WRITTEN TASK ▸
Copy the essay on fitness values below word for word.
:: PAGE
We Don’t Share the Same Fitness Values

I’ve grown tired of posting about fitness. What started as an exciting journey of exploration and sharing has become one battle after another. The debates never end. The name calling. My guru is better than your guru. This study showed this and that study showed that. Make it stop.

Why is there so much disagreement when it comes to strength training? If there is one fitness truth, then over a long enough time frame a consensus should develop. I took a step back and reassessed the problem. My feeling is this all comes down to values.

We all have our own fitness values and we establish goals and strategies that align with our values. When we view or hear information that conflicts with our views, the fitness debates commence. We rush to find evidence to support our view that we are right. But we rarely step back and ask if our values are the same. It is assumed that they are. But they often are not.

argue

Photo by the rik pics

Building strength can mean different things to different people. It could be gaining mass, increasing a personal record in a lift or applying that strength to a skill outside the gym. Numbers are important to some and meaningless to others. A technical lift performed to perfection might be the driving force for one lifter and scorned as a risky way to demonstrate strength to another. What a scrawny kid values will be different than an in-season athlete or an older adult looking to prevent a health decline as they age.

My values in fitness have changed in the 20+ years I’ve been lifting weights. It all started with the desire to gain muscle. Size was the prize. After my beginner gains, numbers helped define my fitness values. I needed to lift so many times per week and I wanted to lift progressively more pounds. Just as the quest for size kept me in the gym, so did the numbers. As I got older I began to view my health with a longer time horizon and I made safety my primary fitness value.
::::
:: EXTRACTED RECORDS
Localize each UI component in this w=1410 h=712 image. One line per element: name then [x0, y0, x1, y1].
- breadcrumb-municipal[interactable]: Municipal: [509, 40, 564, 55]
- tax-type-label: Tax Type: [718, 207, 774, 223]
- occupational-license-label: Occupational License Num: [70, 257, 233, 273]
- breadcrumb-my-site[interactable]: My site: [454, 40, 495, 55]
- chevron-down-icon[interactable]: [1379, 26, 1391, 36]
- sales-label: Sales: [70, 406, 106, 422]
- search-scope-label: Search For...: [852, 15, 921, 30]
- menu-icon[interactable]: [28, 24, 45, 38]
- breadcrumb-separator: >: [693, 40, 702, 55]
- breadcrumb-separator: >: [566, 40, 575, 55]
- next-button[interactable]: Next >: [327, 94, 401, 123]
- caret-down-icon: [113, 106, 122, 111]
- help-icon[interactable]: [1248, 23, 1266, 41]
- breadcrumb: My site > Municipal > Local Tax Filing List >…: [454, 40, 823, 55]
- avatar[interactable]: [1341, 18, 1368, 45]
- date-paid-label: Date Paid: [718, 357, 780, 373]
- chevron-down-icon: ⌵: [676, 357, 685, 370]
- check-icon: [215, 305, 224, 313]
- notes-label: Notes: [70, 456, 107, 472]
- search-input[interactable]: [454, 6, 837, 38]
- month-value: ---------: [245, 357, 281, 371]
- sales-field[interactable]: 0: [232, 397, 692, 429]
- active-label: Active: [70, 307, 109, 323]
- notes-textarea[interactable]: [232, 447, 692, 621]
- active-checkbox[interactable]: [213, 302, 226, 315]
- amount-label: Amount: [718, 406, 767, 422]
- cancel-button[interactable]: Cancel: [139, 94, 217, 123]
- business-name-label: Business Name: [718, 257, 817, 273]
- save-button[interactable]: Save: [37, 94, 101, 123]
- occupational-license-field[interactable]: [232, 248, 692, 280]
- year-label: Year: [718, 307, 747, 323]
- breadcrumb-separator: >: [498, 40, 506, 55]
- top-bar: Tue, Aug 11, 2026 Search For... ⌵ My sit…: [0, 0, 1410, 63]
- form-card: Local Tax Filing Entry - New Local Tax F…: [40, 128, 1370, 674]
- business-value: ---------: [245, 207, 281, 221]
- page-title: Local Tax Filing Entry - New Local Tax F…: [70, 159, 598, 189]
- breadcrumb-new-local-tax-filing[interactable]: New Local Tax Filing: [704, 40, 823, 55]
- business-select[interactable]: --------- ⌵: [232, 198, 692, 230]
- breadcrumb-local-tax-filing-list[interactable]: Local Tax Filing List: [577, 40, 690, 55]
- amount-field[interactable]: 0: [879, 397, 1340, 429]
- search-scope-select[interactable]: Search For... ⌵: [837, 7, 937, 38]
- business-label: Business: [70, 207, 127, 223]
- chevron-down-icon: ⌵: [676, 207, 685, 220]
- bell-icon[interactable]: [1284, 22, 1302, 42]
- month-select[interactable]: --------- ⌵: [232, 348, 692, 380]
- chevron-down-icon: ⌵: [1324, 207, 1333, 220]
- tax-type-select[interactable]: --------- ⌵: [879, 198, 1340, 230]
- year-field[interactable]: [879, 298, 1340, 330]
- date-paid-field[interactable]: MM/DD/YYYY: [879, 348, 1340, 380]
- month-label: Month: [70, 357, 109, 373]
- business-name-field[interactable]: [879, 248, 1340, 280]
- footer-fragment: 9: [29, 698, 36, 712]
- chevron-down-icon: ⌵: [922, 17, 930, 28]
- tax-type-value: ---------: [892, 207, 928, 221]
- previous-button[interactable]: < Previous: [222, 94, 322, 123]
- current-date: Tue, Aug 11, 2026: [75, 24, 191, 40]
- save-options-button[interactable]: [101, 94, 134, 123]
::::
RESPONSE FOR THIS EXERCISE ▸
We Don’t Share the Same Fitness Values

I’ve grown tired of posting about fitness. What started as an exciting journey of exploration and sharing has become one battle after another. The debates never end. The name calling. My guru is better than your guru. This study showed this and that study showed that. Make it stop.

Why is there so much disagreement when it comes to strength training? If there is one fitness truth, then over a long enough time frame a consensus should develop. I took a step back and reassessed the problem. My feeling is this all comes down to values.

We all have our own fitness values and we establish goals and strategies that align with our values. When we view or hear information that conflicts with our views, the fitness debates commence. We rush to find evidence to support our view that we are right. But we rarely step back and ask if our values are the same. It is assumed that they are. But they often are not.

argue

Photo by the rik pics

Building strength can mean different things to different people. It could be gaining mass, increasing a personal record in a lift or applying that strength to a skill outside the gym. Numbers are important to some and meaningless to others. A technical lift performed to perfection might be the driving force for one lifter and scorned as a risky way to demonstrate strength to another. What a scrawny kid values will be different than an in-season athlete or an older adult looking to prevent a health decline as they age.

My values in fitness have changed in the 20+ years I’ve been lifting weights. It all started with the desire to gain muscle. Size was the prize. After my beginner gains, numbers helped define my fitness values. I needed to lift so many times per week and I wanted to lift progressively more pounds. Just as the quest for size kept me in the gym, so did the numbers. As I got older I began to view my health with a longer time horizon and I made safety my primary fitness value.